* Exercise:
Quote the whole listing word for word, please.

* Source data:
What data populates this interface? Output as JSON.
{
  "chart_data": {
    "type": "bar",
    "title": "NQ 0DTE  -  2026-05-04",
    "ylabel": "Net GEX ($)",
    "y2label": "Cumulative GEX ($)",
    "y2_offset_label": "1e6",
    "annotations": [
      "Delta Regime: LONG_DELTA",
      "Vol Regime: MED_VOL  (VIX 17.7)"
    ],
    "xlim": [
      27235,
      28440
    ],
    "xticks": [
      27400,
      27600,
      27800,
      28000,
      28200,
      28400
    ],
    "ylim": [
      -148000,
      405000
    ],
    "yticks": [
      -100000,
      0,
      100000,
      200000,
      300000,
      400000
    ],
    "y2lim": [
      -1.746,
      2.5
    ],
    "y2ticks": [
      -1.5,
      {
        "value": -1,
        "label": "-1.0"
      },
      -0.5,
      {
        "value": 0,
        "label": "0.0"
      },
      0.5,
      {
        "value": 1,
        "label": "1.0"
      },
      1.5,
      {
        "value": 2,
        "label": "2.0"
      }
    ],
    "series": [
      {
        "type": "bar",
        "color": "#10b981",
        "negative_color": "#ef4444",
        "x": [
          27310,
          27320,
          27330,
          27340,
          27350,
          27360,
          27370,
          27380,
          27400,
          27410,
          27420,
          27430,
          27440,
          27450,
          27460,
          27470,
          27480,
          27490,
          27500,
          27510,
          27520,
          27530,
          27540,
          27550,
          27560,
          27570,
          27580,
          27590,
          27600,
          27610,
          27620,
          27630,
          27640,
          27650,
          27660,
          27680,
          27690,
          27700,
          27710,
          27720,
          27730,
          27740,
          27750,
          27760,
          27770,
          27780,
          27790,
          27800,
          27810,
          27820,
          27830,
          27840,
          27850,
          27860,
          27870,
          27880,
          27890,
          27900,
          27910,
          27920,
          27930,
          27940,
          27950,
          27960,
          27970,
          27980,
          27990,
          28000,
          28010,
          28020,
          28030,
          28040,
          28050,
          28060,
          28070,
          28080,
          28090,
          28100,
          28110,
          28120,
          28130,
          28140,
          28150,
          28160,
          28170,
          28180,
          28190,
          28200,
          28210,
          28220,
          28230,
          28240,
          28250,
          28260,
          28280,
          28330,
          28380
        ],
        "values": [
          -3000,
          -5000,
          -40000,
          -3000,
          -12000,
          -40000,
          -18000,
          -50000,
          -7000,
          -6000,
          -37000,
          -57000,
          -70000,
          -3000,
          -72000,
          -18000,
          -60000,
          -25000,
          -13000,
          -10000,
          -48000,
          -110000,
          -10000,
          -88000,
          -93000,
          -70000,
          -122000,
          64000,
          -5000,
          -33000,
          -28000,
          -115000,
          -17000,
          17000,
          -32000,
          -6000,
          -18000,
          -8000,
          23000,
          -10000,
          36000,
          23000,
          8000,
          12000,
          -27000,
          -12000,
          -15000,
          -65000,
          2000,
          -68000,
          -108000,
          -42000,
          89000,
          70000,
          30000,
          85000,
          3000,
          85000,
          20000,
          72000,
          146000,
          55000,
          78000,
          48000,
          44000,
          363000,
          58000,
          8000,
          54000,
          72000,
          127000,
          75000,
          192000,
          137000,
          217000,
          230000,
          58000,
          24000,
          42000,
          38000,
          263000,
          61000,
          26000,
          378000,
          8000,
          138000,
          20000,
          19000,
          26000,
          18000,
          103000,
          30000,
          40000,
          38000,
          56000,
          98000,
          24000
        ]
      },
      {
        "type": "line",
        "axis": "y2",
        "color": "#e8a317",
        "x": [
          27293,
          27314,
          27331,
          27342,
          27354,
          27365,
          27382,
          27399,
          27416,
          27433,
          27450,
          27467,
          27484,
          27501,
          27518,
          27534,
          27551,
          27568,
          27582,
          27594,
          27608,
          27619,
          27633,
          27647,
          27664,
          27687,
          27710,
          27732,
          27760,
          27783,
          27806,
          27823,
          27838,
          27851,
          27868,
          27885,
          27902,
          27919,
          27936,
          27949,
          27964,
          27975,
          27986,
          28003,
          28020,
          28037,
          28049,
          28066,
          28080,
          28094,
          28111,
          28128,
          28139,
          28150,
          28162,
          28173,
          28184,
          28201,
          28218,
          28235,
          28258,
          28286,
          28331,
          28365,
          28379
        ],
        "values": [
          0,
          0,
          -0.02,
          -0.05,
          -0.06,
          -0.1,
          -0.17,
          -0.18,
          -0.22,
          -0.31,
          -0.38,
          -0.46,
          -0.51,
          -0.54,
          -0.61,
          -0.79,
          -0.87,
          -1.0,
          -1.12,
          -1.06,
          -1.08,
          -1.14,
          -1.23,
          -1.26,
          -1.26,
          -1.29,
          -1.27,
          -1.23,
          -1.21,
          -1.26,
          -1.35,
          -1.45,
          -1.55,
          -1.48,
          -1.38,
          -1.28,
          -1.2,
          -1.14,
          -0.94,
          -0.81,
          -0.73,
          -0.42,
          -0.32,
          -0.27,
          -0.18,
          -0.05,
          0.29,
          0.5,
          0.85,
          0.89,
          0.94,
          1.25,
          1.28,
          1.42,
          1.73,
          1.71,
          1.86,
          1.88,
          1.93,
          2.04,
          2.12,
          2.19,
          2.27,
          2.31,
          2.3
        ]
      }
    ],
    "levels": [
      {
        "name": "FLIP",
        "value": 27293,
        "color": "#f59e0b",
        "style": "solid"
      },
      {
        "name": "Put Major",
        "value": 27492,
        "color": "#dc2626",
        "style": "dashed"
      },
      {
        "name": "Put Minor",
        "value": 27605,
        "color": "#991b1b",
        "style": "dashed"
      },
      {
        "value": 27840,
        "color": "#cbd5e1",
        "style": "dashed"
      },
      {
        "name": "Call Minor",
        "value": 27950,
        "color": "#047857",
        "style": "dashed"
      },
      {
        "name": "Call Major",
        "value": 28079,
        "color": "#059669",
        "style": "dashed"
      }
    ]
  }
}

* Task result:
What data populates this interface? Output as JSON.
{
  "chart_data": {
    "type": "bar",
    "title": "NQ 0DTE  -  2026-05-04",
    "ylabel": "Net GEX ($)",
    "y2label": "Cumulative GEX ($)",
    "y2_offset_label": "1e6",
    "annotations": [
      "Delta Regime: LONG_DELTA",
      "Vol Regime: MED_VOL  (VIX 17.7)"
    ],
    "xlim": [
      27235,
      28440
    ],
    "xticks": [
      27400,
      27600,
      27800,
      28000,
      28200,
      28400
    ],
    "ylim": [
      -148000,
      405000
    ],
    "yticks": [
      -100000,
      0,
      100000,
      200000,
      300000,
      400000
    ],
    "y2lim": [
      -1.746,
      2.5
    ],
    "y2ticks": [
      -1.5,
      {
        "value": -1,
        "label": "-1.0"
      },
      -0.5,
      {
        "value": 0,
        "label": "0.0"
      },
      0.5,
      {
        "value": 1,
        "label": "1.0"
      },
      1.5,
      {
        "value": 2,
        "label": "2.0"
      }
    ],
    "series": [
      {
        "type": "bar",
        "color": "#10b981",
        "negative_color": "#ef4444",
        "x": [
          27310,
          27320,
          27330,
          27340,
          27350,
          27360,
          27370,
          27380,
          27400,
          27410,
          27420,
          27430,
          27440,
          27450,
          27460,
          27470,
          27480,
          27490,
          27500,
          27510,
          27520,
          27530,
          27540,
          27550,
          27560,
          27570,
          27580,
          27590,
          27600,
          27610,
          27620,
          27630,
          27640,
          27650,
          27660,
          27680,
          27690,
          27700,
          27710,
          27720,
          27730,
          27740,
          27750,
          27760,
          27770,
          27780,
          27790,
          27800,
          27810,
          27820,
          27830,
          27840,
          27850,
          27860,
          27870,
          27880,
          27890,
          27900,
          27910,
          27920,
          27930,
          27940,
          27950,
          27960,
          27970,
          27980,
          27990,
          28000,
          28010,
          28020,
          28030,
          28040,
          28050,
          28060,
          28070,
          28080,
          28090,
          28100,
          28110,
          28120,
          28130,
          28140,
          28150,
          28160,
          28170,
          28180,
          28190,
          28200,
          28210,
          28220,
          28230,
          28240,
          28250,
          28260,
          28280,
          28330,
          28380
        ],
        "values": [
          -3000,
          -5000,
          -40000,
          -3000,
          -12000,
          -40000,
          -18000,
          -50000,
          -7000,
          -6000,
          -37000,
          -57000,
          -70000,
          -3000,
          -72000,
          -18000,
          -60000,
          -25000,
          -13000,
          -10000,
          -48000,
          -110000,
          -10000,
          -88000,
          -93000,
          -70000,
          -122000,
          64000,
          -5000,
          -33000,
          -28000,
          -115000,
          -17000,
          17000,
          -32000,
          -6000,
          -18000,
          -8000,
          23000,
          -10000,
          36000,
          23000,
          8000,
          12000,
          -27000,
          -12000,
          -15000,
          -65000,
          2000,
          -68000,
          -108000,
          -42000,
          89000,
          70000,
          30000,
          85000,
          3000,
          85000,
          20000,
          72000,
          146000,
          55000,
          78000,
          48000,
          44000,
          363000,
          58000,
          8000,
          54000,
          72000,
          127000,
          75000,
          192000,
          137000,
          217000,
          230000,
          58000,
          24000,
          42000,
          38000,
          263000,
          61000,
          26000,
          378000,
          8000,
          138000,
          20000,
          19000,
          26000,
          18000,
          103000,
          30000,
          40000,
          38000,
          56000,
          98000,
          24000
        ]
      },
      {
        "type": "line",
        "axis": "y2",
        "color": "#e8a317",
        "x": [
          27293,
          27314,
          27331,
          27342,
          27354,
          27365,
          27382,
          27399,
          27416,
          27433,
          27450,
          27467,
          27484,
          27501,
          27518,
          27534,
          27551,
          27568,
          27582,
          27594,
          27608,
          27619,
          27633,
          27647,
          27664,
          27687,
          27710,
          27732,
          27760,
          27783,
          27806,
          27823,
          27838,
          27851,
          27868,
          27885,
          27902,
          27919,
          27936,
          27949,
          27964,
          27975,
          27986,
          28003,
          28020,
          28037,
          28049,
          28066,
          28080,
          28094,
          28111,
          28128,
          28139,
          28150,
          28162,
          28173,
          28184,
          28201,
          28218,
          28235,
          28258,
          28286,
          28331,
          28365,
          28379
        ],
        "values": [
          0,
          0,
          -0.02,
          -0.05,
          -0.06,
          -0.1,
          -0.17,
          -0.18,
          -0.22,
          -0.31,
          -0.38,
          -0.46,
          -0.51,
          -0.54,
          -0.61,
          -0.79,
          -0.87,
          -1.0,
          -1.12,
          -1.06,
          -1.08,
          -1.14,
          -1.23,
          -1.26,
          -1.26,
          -1.29,
          -1.27,
          -1.23,
          -1.21,
          -1.26,
          -1.35,
          -1.45,
          -1.55,
          -1.48,
          -1.38,
          -1.28,
          -1.2,
          -1.14,
          -0.94,
          -0.81,
          -0.73,
          -0.42,
          -0.32,
          -0.27,
          -0.18,
          -0.05,
          0.29,
          0.5,
          0.85,
          0.89,
          0.94,
          1.25,
          1.28,
          1.42,
          1.73,
          1.71,
          1.86,
          1.88,
          1.93,
          2.04,
          2.12,
          2.19,
          2.27,
          2.31,
          2.3
        ]
      }
    ],
    "levels": [
      {
        "name": "FLIP",
        "value": 27293,
        "color": "#f59e0b",
        "style": "solid"
      },
      {
        "name": "Put Major",
        "value": 27492,
        "color": "#dc2626",
        "style": "dashed"
      },
      {
        "name": "Put Minor",
        "value": 27605,
        "color": "#991b1b",
        "style": "dashed"
      },
      {
        "value": 27840,
        "color": "#cbd5e1",
        "style": "dashed"
      },
      {
        "name": "Call Minor",
        "value": 27950,
        "color": "#047857",
        "style": "dashed"
      },
      {
        "name": "Call Major",
        "value": 28079,
        "color": "#059669",
        "style": "dashed"
      }
    ]
  }
}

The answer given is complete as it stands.